**Data rows:**
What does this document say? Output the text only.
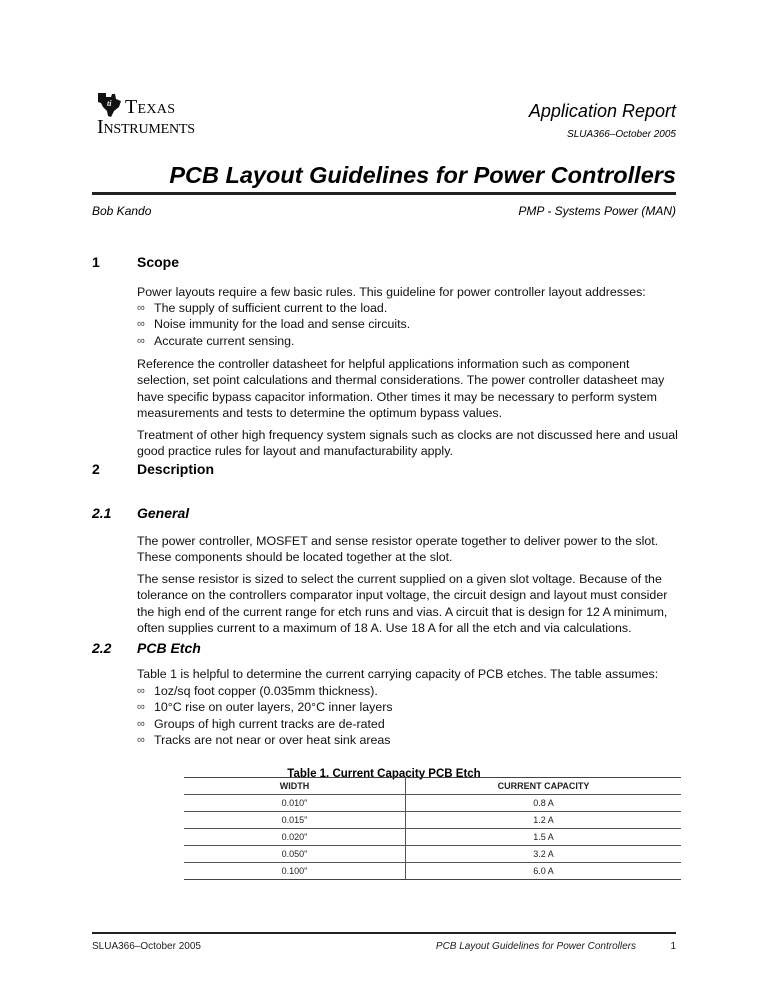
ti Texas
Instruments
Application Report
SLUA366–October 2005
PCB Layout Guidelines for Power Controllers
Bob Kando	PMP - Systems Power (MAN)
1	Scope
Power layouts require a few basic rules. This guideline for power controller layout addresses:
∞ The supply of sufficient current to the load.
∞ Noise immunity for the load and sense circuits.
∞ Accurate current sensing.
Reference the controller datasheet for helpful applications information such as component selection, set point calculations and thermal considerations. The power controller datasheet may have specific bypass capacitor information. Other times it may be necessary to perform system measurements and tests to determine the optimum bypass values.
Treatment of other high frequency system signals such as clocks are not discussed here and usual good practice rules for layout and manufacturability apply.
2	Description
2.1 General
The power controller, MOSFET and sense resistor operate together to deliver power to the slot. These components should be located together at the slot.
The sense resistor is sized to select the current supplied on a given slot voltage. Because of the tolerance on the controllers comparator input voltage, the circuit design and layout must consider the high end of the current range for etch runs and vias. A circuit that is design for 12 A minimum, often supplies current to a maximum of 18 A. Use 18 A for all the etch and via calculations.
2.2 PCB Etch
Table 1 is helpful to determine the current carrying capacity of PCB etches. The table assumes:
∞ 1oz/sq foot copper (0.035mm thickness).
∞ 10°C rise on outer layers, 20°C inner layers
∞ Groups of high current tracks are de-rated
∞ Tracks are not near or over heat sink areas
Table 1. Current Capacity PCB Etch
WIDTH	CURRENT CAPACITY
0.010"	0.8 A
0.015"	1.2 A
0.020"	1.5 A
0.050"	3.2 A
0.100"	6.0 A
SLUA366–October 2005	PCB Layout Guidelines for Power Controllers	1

**What the task asks:** Transcribe the entries above verbatim, omitting their pictures.

**Solution below:**
What does this document say? Output the text only.
ti Texas
Instruments
Application Report
SLUA366–October 2005
PCB Layout Guidelines for Power Controllers
Bob Kando	PMP - Systems Power (MAN)
1	Scope
Power layouts require a few basic rules. This guideline for power controller layout addresses:
∞ The supply of sufficient current to the load.
∞ Noise immunity for the load and sense circuits.
∞ Accurate current sensing.
Reference the controller datasheet for helpful applications information such as component selection, set point calculations and thermal considerations. The power controller datasheet may have specific bypass capacitor information. Other times it may be necessary to perform system measurements and tests to determine the optimum bypass values.
Treatment of other high frequency system signals such as clocks are not discussed here and usual good practice rules for layout and manufacturability apply.
2	Description
2.1 General
The power controller, MOSFET and sense resistor operate together to deliver power to the slot. These components should be located together at the slot.
The sense resistor is sized to select the current supplied on a given slot voltage. Because of the tolerance on the controllers comparator input voltage, the circuit design and layout must consider the high end of the current range for etch runs and vias. A circuit that is design for 12 A minimum, often supplies current to a maximum of 18 A. Use 18 A for all the etch and via calculations.
2.2 PCB Etch
Table 1 is helpful to determine the current carrying capacity of PCB etches. The table assumes:
∞ 1oz/sq foot copper (0.035mm thickness).
∞ 10°C rise on outer layers, 20°C inner layers
∞ Groups of high current tracks are de-rated
∞ Tracks are not near or over heat sink areas
Table 1. Current Capacity PCB Etch
WIDTH	CURRENT CAPACITY
0.010"	0.8 A
0.015"	1.2 A
0.020"	1.5 A
0.050"	3.2 A
0.100"	6.0 A
SLUA366–October 2005	PCB Layout Guidelines for Power Controllers	1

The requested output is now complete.